# AVAILABLE DATA start
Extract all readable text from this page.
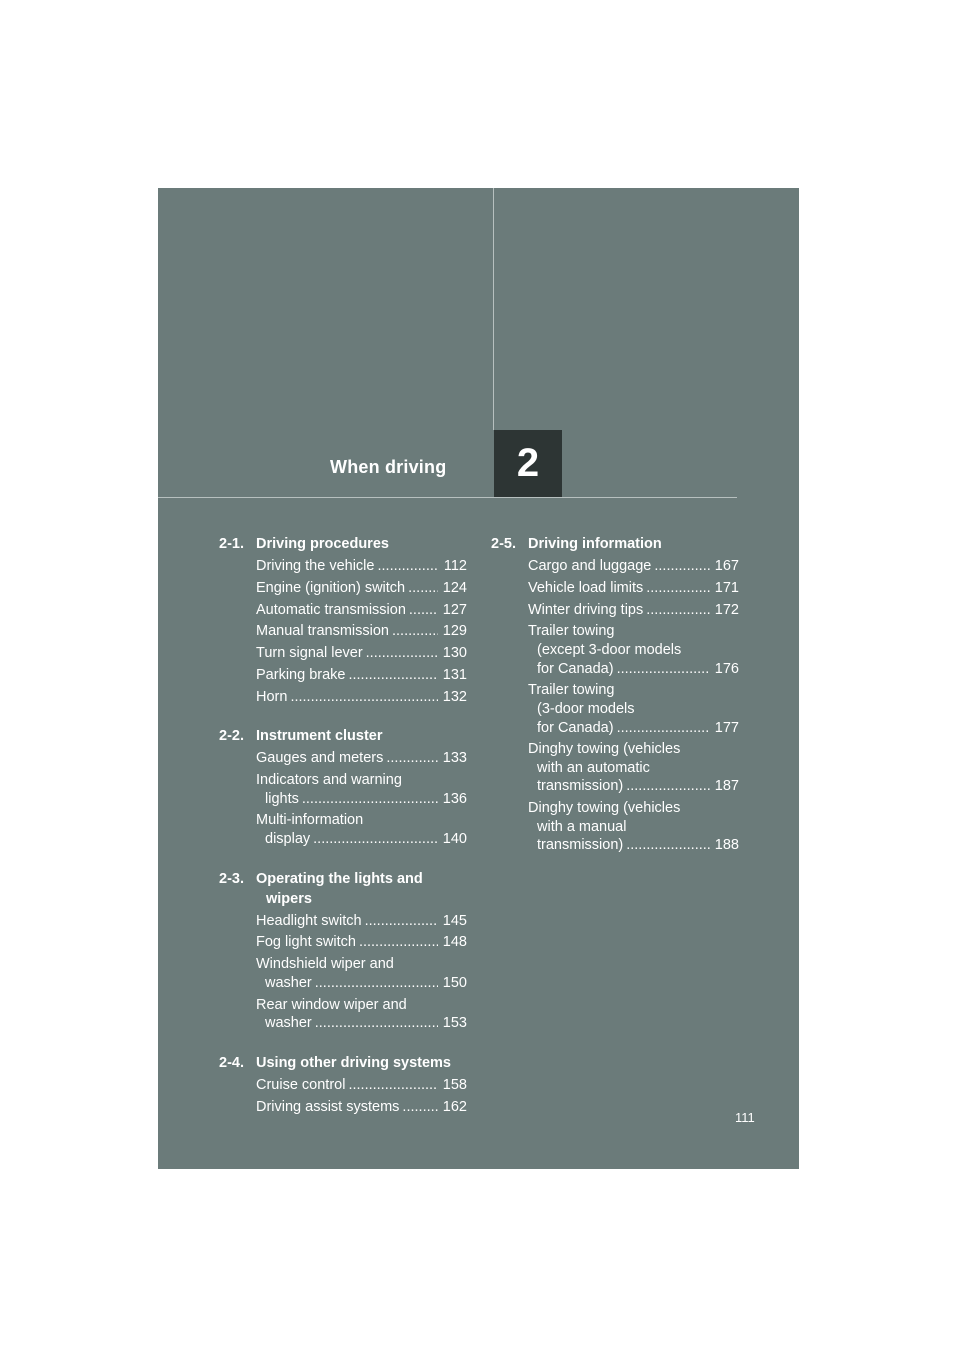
When driving 2
2-1. Driving procedures
Driving the vehicle .....	112
Engine (ignition) switch .....	124
Automatic transmission .....	127
Manual transmission .....	129
Turn signal lever .....	130
Parking brake .....	131
Horn .....	132
2-2. Instrument cluster
Gauges and meters .....	133
Indicators and warning
lights .....	136
Multi-information
display .....	140
2-3. Operating the lights and
wipers
Headlight switch .....	145
Fog light switch .....	148
Windshield wiper and
washer .....	150
Rear window wiper and
washer .....	153
2-4. Using other driving systems
Cruise control .....	158
Driving assist systems .....	162
2-5. Driving information
Cargo and luggage .....	167
Vehicle load limits .....	171
Winter driving tips .....	172
Trailer towing
(except 3-door models
for Canada) .....	176
Trailer towing
(3-door models
for Canada) .....	177
Dinghy towing (vehicles
with an automatic
transmission) .....	187
Dinghy towing (vehicles
with a manual
transmission) .....	188
111
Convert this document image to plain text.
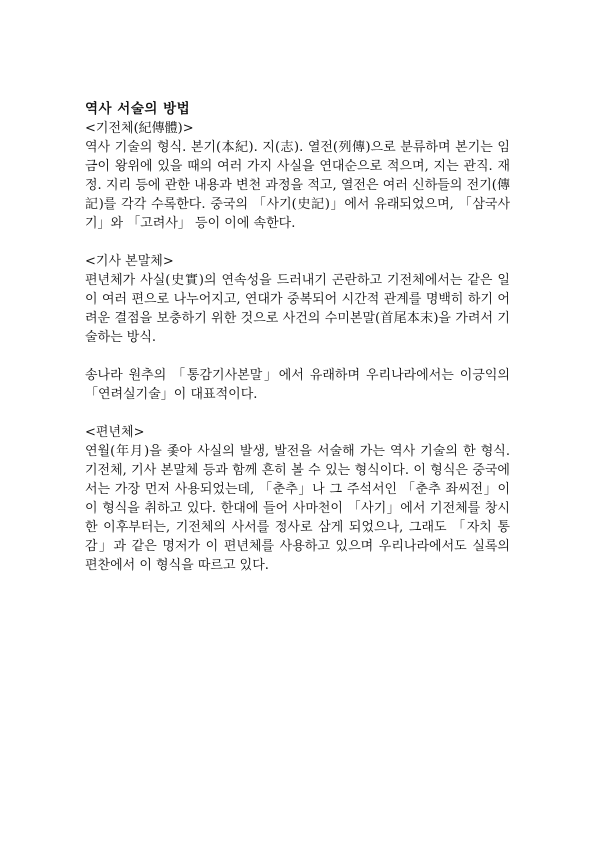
역사 서술의 방법

<기전체(紀傳體)>

역사 기술의 형식. 본기(本紀). 지(志). 열전(列傳)으로 분류하며 본기는 임금이 왕위에 있을 때의 여러 가지 사실을 연대순으로 적으며, 지는 관직. 재정. 지리 등에 관한 내용과 변천 과정을 적고, 열전은 여러 신하들의 전기(傳記)를 각각 수록한다. 중국의 「사기(史記)」에서 유래되었으며, 「삼국사기」와 「고려사」 등이 이에 속한다.

<기사 본말체>

편년체가 사실(史實)의 연속성을 드러내기 곤란하고 기전체에서는 같은 일이 여러 편으로 나누어지고, 연대가 중복되어 시간적 관계를 명백히 하기 어려운 결점을 보충하기 위한 것으로 사건의 수미본말(首尾本末)을 가려서 기술하는 방식.

송나라 원추의 「통감기사본말」에서 유래하며 우리나라에서는 이긍익의 「연려실기술」이 대표적이다.

<편년체>

연월(年月)을 좇아 사실의 발생, 발전을 서술해 가는 역사 기술의 한 형식. 기전체, 기사 본말체 등과 함께 흔히 볼 수 있는 형식이다. 이 형식은 중국에서는 가장 먼저 사용되었는데, 「춘추」나 그 주석서인 「춘추 좌씨전」이 이 형식을 취하고 있다. 한대에 들어 사마천이 「사기」에서 기전체를 창시한 이후부터는, 기전체의 사서를 정사로 삼게 되었으나, 그래도 「자치 통감」과 같은 명저가 이 편년체를 사용하고 있으며 우리나라에서도 실록의 편찬에서 이 형식을 따르고 있다.
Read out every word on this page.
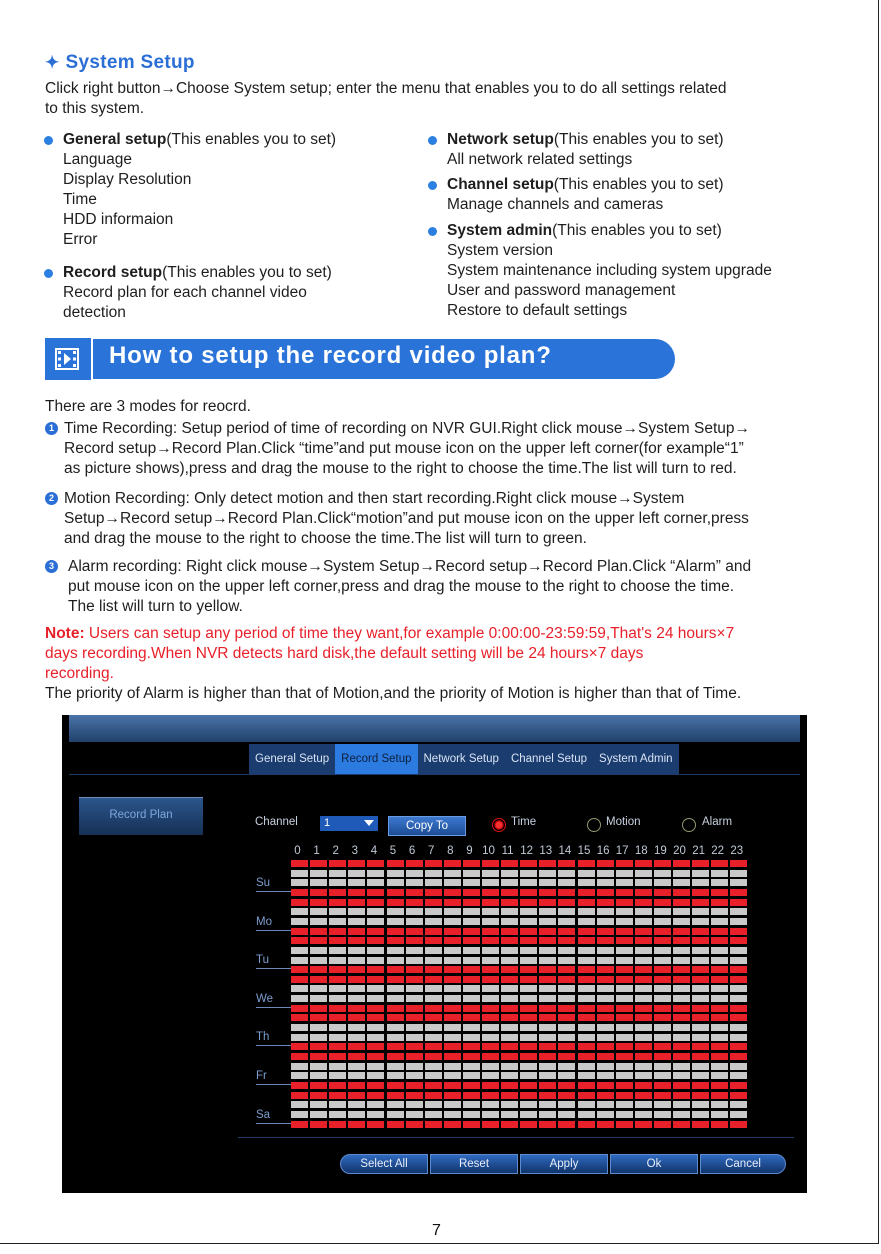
✦ System Setup
Click right button→Choose System setup; enter the menu that enables you to do all settings related
to this system.
General setup(This enables you to set)
Language
Display Resolution
Time
HDD informaion
Error
Record setup(This enables you to set)
Record plan for each channel video
detection
Network setup(This enables you to set)
All network related settings
Channel setup(This enables you to set)
Manage channels and cameras
System admin(This enables you to set)
System version
System maintenance including system upgrade
User and password management
Restore to default settings
How to setup the record video plan?
There are 3 modes for reocrd.
1 Time Recording: Setup period of time of recording on NVR GUI.Right click mouse→System Setup→
Record setup→Record Plan.Click “time”and put mouse icon on the upper left corner(for example“1”
as picture shows),press and drag the mouse to the right to choose the time.The list will turn to red.
2 Motion Recording: Only detect motion and then start recording.Right click mouse→System
Setup→Record setup→Record Plan.Click“motion”and put mouse icon on the upper left corner,press
and drag the mouse to the right to choose the time.The list will turn to green.
3 Alarm recording: Right click mouse→System Setup→Record setup→Record Plan.Click “Alarm” and
put mouse icon on the upper left corner,press and drag the mouse to the right to choose the time.
The list will turn to yellow.
Note: Users can setup any period of time they want,for example 0:00:00-23:59:59,That's 24 hours×7
days recording.When NVR detects hard disk,the default setting will be 24 hours×7 days
recording.
The priority of Alarm is higher than that of Motion,and the priority of Motion is higher than that of Time.
General Setup	Record Setup	Network Setup	Channel Setup	System Admin
Record Plan
Channel	1	Copy To	Time	Motion	Alarm
0	1	2	3	4	5	6	7	8	9 10 11 12 13 14 15 16 17 18 19 20 21 22 23
Su
Mo
Tu
We
Th
Fr
Sa
Select All	Reset	Apply	Ok	Cancel
7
# AVAILABLE DATA end
▶ _EXERCISE DESCRIPTION_:
Leave the pictures out and copy the rest of the data exactly.

▶ _TASK ANSWER_:
Extract all readable text from this page.
When driving 2
2-1. Driving procedures
Driving the vehicle .....	112
Engine (ignition) switch .....	124
Automatic transmission .....	127
Manual transmission .....	129
Turn signal lever .....	130
Parking brake .....	131
Horn .....	132
2-2. Instrument cluster
Gauges and meters .....	133
Indicators and warning
lights .....	136
Multi-information
display .....	140
2-3. Operating the lights and
wipers
Headlight switch .....	145
Fog light switch .....	148
Windshield wiper and
washer .....	150
Rear window wiper and
washer .....	153
2-4. Using other driving systems
Cruise control .....	158
Driving assist systems .....	162
2-5. Driving information
Cargo and luggage .....	167
Vehicle load limits .....	171
Winter driving tips .....	172
Trailer towing
(except 3-door models
for Canada) .....	176
Trailer towing
(3-door models
for Canada) .....	177
Dinghy towing (vehicles
with an automatic
transmission) .....	187
Dinghy towing (vehicles
with a manual
transmission) .....	188
111
Convert this document image to plain text.
역사 서술의 방법

<기전체(紀傳體)>

역사 기술의 형식. 본기(本紀). 지(志). 열전(列傳)으로 분류하며 본기는 임금이 왕위에 있을 때의 여러 가지 사실을 연대순으로 적으며, 지는 관직. 재정. 지리 등에 관한 내용과 변천 과정을 적고, 열전은 여러 신하들의 전기(傳記)를 각각 수록한다. 중국의 「사기(史記)」에서 유래되었으며, 「삼국사기」와 「고려사」 등이 이에 속한다.

<기사 본말체>

편년체가 사실(史實)의 연속성을 드러내기 곤란하고 기전체에서는 같은 일이 여러 편으로 나누어지고, 연대가 중복되어 시간적 관계를 명백히 하기 어려운 결점을 보충하기 위한 것으로 사건의 수미본말(首尾本末)을 가려서 기술하는 방식.

송나라 원추의 「통감기사본말」에서 유래하며 우리나라에서는 이긍익의 「연려실기술」이 대표적이다.

<편년체>

연월(年月)을 좇아 사실의 발생, 발전을 서술해 가는 역사 기술의 한 형식. 기전체, 기사 본말체 등과 함께 흔히 볼 수 있는 형식이다. 이 형식은 중국에서는 가장 먼저 사용되었는데, 「춘추」나 그 주석서인 「춘추 좌씨전」이 이 형식을 취하고 있다. 한대에 들어 사마천이 「사기」에서 기전체를 창시한 이후부터는, 기전체의 사서를 정사로 삼게 되었으나, 그래도 「자치 통감」과 같은 명저가 이 편년체를 사용하고 있으며 우리나라에서도 실록의 편찬에서 이 형식을 따르고 있다.
Read out every word on this page.
✦ System Setup
Click right button→Choose System setup; enter the menu that enables you to do all settings related
to this system.
General setup(This enables you to set)
Language
Display Resolution
Time
HDD informaion
Error
Record setup(This enables you to set)
Record plan for each channel video
detection
Network setup(This enables you to set)
All network related settings
Channel setup(This enables you to set)
Manage channels and cameras
System admin(This enables you to set)
System version
System maintenance including system upgrade
User and password management
Restore to default settings
How to setup the record video plan?
There are 3 modes for reocrd.
1 Time Recording: Setup period of time of recording on NVR GUI.Right click mouse→System Setup→
Record setup→Record Plan.Click “time”and put mouse icon on the upper left corner(for example“1”
as picture shows),press and drag the mouse to the right to choose the time.The list will turn to red.
2 Motion Recording: Only detect motion and then start recording.Right click mouse→System
Setup→Record setup→Record Plan.Click“motion”and put mouse icon on the upper left corner,press
and drag the mouse to the right to choose the time.The list will turn to green.
3 Alarm recording: Right click mouse→System Setup→Record setup→Record Plan.Click “Alarm” and
put mouse icon on the upper left corner,press and drag the mouse to the right to choose the time.
The list will turn to yellow.
Note: Users can setup any period of time they want,for example 0:00:00-23:59:59,That's 24 hours×7
days recording.When NVR detects hard disk,the default setting will be 24 hours×7 days
recording.
The priority of Alarm is higher than that of Motion,and the priority of Motion is higher than that of Time.
General Setup	Record Setup	Network Setup	Channel Setup	System Admin
Record Plan
Channel	1	Copy To	Time	Motion	Alarm
0	1	2	3	4	5	6	7	8	9 10 11 12 13 14 15 16 17 18 19 20 21 22 23
Su
Mo
Tu
We
Th
Fr
Sa
Select All	Reset	Apply	Ok	Cancel
7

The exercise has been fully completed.